[start of PASSAGE TO READ]

Right now, the code does not run in parallel. You can run it and time its execution like so:

>> tic, sharp_stack = sharpen_image_stack(image_stack, 5); toc
Elapsed time is 39.941003 seconds.

It should take between 30 and 40 seconds to run. You can view the result with implay(sharp_stack). Instead of sharpening each frame of this movie sequentially, you can turn it into a parallel job so that multiple MATLAB workers sharpen different frames of the movie simultaneously. To do so, first start a pool of MATLAB workers with the parpool command:

>> parpool

ans =

 Pool with properties:

            Connected: true
           NumWorkers: 16
              Cluster: local
        AttachedFiles: {}
          IdleTimeout: 30 minute(s) (30 minutes remaining)
          SpmdEnabled: true

By default parpool starts 16 workers. You can specify fewer workers with parpool(N) where N is the number of workers.

Now change the for loop in sharpen_image_stack to a parfor loop like so. (Change in italics):

% load all the pictures in a loop
parfor ii = 1:length(pic_list)
    image_stack(:,:,:,ii) = imread(fullfile(directory, pic_list(ii).name));
end

Your code will now execute more quickly.

>> tic, sharp_stack = sharpen_image_stack(image_stack, 5); toc
Elapsed time is 9.060358 seconds.

In this example, MATLAB workers are reading from the same variable in memory and writing to another shared memory location. You could also change the for loop in make_image_stack to a parfor loop for a small speed boost when first constructing the image_stack. In that example, the workers would also be sharing memory by writing to the same variable in the MATLAB workspace.

A few notes on parfor loops:

  • In this example our computation was only ~4x faster with the parfor loop, even though we initiated 16 MATLAB workers. MATLAB takes advantage of built-in code optimizations when performing imsharp in a for loop. It's unable to use these optimizations when running multiple instances of imsharp in the parfor loop. Because of this tradeoff, it actually takes slightly longer to run sharpen_image_stack on 2 workers than when just using a plain for loop. Some MATLAB jobs (like running gabor_patch_avi above) may approach a 16x performance boost with 16 workers while others (like sharpen_image_stack) might not scale as well.

[end of PASSAGE TO READ]
[start of RECORD SET]

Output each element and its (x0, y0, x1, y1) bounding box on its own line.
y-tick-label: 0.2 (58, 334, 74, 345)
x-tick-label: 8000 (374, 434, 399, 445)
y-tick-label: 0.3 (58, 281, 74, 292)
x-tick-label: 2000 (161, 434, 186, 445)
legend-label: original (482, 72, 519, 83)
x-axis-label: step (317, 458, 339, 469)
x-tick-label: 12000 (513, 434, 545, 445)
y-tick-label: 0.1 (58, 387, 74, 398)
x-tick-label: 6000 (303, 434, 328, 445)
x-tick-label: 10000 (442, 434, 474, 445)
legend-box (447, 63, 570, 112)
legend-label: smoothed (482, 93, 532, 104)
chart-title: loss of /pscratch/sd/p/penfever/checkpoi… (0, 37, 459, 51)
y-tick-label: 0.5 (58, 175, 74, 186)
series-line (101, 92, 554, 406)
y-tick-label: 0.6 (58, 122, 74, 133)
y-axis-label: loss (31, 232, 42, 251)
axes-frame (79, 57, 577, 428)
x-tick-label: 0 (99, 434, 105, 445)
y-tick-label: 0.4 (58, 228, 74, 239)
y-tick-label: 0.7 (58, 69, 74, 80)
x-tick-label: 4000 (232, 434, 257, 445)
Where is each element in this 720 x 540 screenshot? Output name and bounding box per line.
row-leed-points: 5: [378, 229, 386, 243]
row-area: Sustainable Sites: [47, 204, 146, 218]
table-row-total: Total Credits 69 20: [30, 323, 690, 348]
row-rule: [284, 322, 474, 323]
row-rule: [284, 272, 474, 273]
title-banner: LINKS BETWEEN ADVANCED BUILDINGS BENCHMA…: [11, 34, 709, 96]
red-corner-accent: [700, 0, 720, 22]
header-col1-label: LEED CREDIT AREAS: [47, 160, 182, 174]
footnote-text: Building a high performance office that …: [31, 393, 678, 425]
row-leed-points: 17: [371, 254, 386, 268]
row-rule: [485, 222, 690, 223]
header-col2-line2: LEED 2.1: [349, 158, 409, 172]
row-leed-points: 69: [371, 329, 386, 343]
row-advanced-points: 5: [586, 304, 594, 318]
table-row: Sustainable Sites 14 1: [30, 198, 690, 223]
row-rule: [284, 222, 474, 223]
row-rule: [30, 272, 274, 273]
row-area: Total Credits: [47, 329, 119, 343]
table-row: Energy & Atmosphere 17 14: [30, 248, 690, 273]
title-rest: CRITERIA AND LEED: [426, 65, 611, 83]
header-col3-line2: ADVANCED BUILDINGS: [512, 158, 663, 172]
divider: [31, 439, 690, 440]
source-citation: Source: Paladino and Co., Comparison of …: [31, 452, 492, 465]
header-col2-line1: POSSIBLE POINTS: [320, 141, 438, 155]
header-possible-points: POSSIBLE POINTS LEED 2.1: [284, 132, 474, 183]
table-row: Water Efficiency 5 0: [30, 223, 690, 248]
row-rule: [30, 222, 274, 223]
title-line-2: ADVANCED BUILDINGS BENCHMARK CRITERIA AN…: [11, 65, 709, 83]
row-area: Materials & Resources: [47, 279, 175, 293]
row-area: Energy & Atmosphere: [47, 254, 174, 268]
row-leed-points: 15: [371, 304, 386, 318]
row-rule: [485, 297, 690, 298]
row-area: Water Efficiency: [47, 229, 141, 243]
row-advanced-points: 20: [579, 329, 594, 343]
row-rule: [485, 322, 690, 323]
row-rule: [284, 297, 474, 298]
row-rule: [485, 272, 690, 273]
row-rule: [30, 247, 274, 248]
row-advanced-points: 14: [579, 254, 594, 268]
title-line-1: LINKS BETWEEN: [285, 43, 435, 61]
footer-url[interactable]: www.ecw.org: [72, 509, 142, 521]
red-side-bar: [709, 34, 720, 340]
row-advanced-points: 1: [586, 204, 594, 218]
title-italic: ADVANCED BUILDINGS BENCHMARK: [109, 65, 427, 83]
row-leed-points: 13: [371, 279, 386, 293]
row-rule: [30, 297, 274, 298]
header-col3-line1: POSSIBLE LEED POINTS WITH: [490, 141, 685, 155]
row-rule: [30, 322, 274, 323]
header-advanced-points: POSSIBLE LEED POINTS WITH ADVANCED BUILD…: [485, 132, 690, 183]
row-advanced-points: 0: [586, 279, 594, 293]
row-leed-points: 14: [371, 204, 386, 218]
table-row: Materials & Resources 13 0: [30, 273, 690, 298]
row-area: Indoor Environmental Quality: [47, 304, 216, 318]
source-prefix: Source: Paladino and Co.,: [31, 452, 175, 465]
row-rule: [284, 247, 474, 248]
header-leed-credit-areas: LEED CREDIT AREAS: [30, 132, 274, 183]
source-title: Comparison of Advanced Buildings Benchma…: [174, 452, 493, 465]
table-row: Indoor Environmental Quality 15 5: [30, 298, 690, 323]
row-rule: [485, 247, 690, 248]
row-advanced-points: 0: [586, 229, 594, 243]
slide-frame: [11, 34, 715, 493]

[end of RECORD SET]

__REQUIRED TASKS__:
1. Answer these questions using the MATLAB parallel computing excerpt:
(a) How many workers does parpool start by default?
(b) What elapsed time is reported after the for loop is changed to a parfor loop?
(c) Roughly how many times faster did the computation run with the parfor loop?
2. Rename "pic_list" to "file_list" and reproduce everything from "Now change the" down to "execute more quickly." in the MATLAB parallel computing excerpt.
The listing is separate material, independent of the excerpt.

__TASK-BY-TASK OUTPUTS__:
1.
(a) 16 workers.
(b) 9.060358 seconds.
(c) About 4 times faster.

2.
Now change the for loop in sharpen_image_stack to a parfor loop like so. (Change in italics):

% load all the pictures in a loop
parfor ii = 1:length(file_list)
    image_stack(:,:,:,ii) = imread(fullfile(directory, file_list(ii).name));
end

Your code will now execute more quickly.